Given information:
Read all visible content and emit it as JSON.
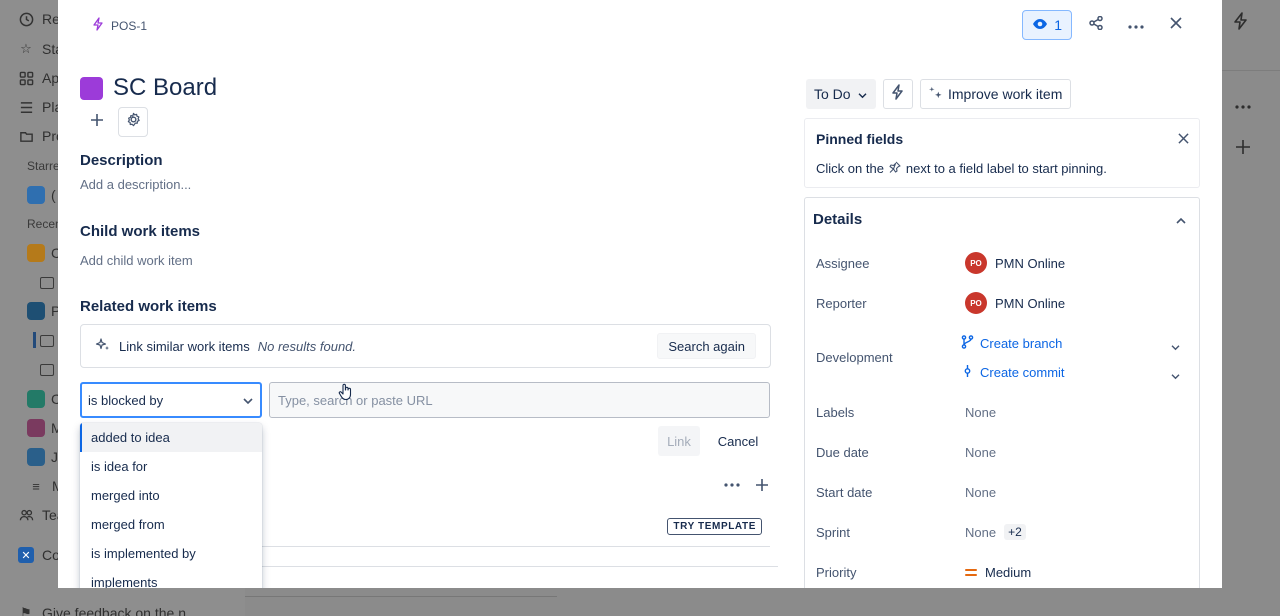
{
  "background": {
    "sidebar_items": [
      {
        "label": "Rec",
        "icon": "clock-icon"
      },
      {
        "label": "Sta",
        "icon": "star-icon"
      },
      {
        "label": "Ap",
        "icon": "apps-icon"
      },
      {
        "label": "Pla",
        "icon": "plans-icon"
      },
      {
        "label": "Pro",
        "icon": "projects-icon"
      }
    ],
    "sidebar_sections": [
      "Starre",
      "Recen"
    ],
    "sidebar_projects": [
      "(",
      "C",
      "P",
      "C",
      "M",
      "J",
      "M"
    ],
    "sidebar_bottom": [
      "Tea",
      "Co",
      "Give feedback on the n"
    ]
  },
  "modal": {
    "issue_key": "POS-1",
    "watch_count": "1",
    "title": "SC Board",
    "title_color": "#9c3bd9",
    "description": {
      "heading": "Description",
      "placeholder": "Add a description..."
    },
    "child_items": {
      "heading": "Child work items",
      "placeholder": "Add child work item"
    },
    "related": {
      "heading": "Related work items",
      "link_similar_label": "Link similar work items",
      "no_results": "No results found.",
      "search_again": "Search again",
      "link_type_selected": "is blocked by",
      "url_placeholder": "Type, search or paste URL",
      "link_button": "Link",
      "cancel_button": "Cancel",
      "link_type_options": [
        "added to idea",
        "is idea for",
        "merged into",
        "merged from",
        "is implemented by",
        "implements"
      ]
    },
    "try_template": "TRY TEMPLATE",
    "status": "To Do",
    "improve_label": "Improve work item",
    "pinned": {
      "title": "Pinned fields",
      "text_before": "Click on the",
      "text_after": "next to a field label to start pinning."
    },
    "details": {
      "heading": "Details",
      "assignee_label": "Assignee",
      "assignee_initials": "PO",
      "assignee_value": "PMN Online",
      "reporter_label": "Reporter",
      "reporter_initials": "PO",
      "reporter_value": "PMN Online",
      "development_label": "Development",
      "create_branch": "Create branch",
      "create_commit": "Create commit",
      "labels_label": "Labels",
      "labels_value": "None",
      "due_date_label": "Due date",
      "due_date_value": "None",
      "start_date_label": "Start date",
      "start_date_value": "None",
      "sprint_label": "Sprint",
      "sprint_value": "None",
      "sprint_extra": "+2",
      "priority_label": "Priority",
      "priority_value": "Medium",
      "priority_color": "#e56910"
    }
  }
}
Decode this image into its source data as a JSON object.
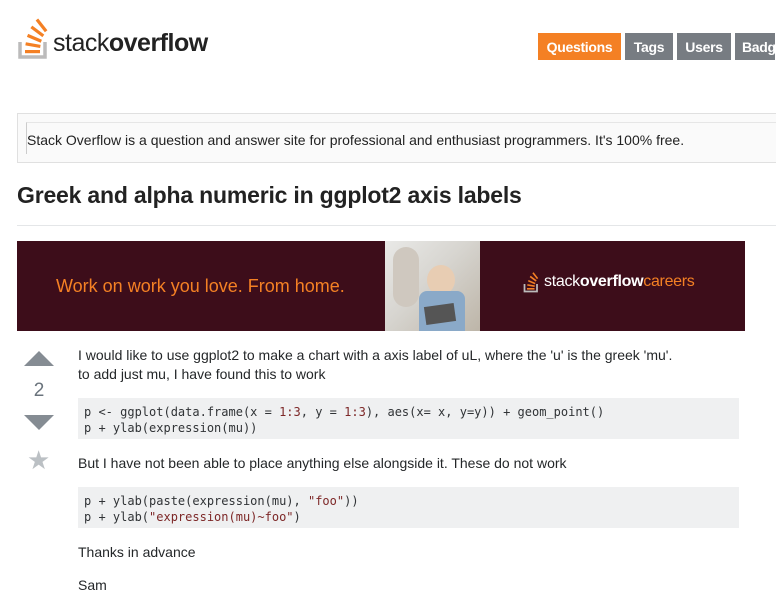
{
  "header": {
    "logo_stack": "stack",
    "logo_overflow": "overflow",
    "nav": [
      {
        "label": "Questions",
        "active": true
      },
      {
        "label": "Tags",
        "active": false
      },
      {
        "label": "Users",
        "active": false
      },
      {
        "label": "Badg",
        "active": false
      }
    ]
  },
  "intro": "Stack Overflow is a question and answer site for professional and enthusiast programmers. It's 100% free.",
  "question": {
    "title": "Greek and alpha numeric in ggplot2 axis labels",
    "votes": "2",
    "paragraphs": [
      "I would like to use ggplot2 to make a chart with a axis label of uL, where the 'u' is the greek 'mu'.",
      "to add just mu, I have found this to work",
      "But I have not been able to place anything else alongside it. These do not work",
      "Thanks in advance",
      "Sam"
    ],
    "code1": {
      "line1_pre": "p <- ggplot(data.frame(x = ",
      "line1_n1": "1:3",
      "line1_mid": ", y = ",
      "line1_n2": "1:3",
      "line1_post": "), aes(x= x, y=y)) + geom_point()",
      "line2": "p + ylab(expression(mu))"
    },
    "code2": {
      "line1_pre": "p + ylab(paste(expression(mu), ",
      "line1_str": "\"foo\"",
      "line1_post": "))",
      "line2_pre": "p + ylab(",
      "line2_str": "\"expression(mu)~foo\"",
      "line2_post": ")"
    }
  },
  "ad": {
    "tagline": "Work on work you love. From home.",
    "brand_stack": "stack",
    "brand_overflow": "overflow",
    "brand_careers": "careers"
  },
  "colors": {
    "accent": "#f48024",
    "ad_background": "#3d0d1a",
    "nav_inactive": "#777c82"
  }
}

Problem description: Go through the material line by line. Show each line that contains the string "expression".

Reply to the task:
      "line2": "p + ylab(expression(mu))"
      "line1_pre": "p + ylab(paste(expression(mu), ",
      "line2_str": "\"expression(mu)~foo\"",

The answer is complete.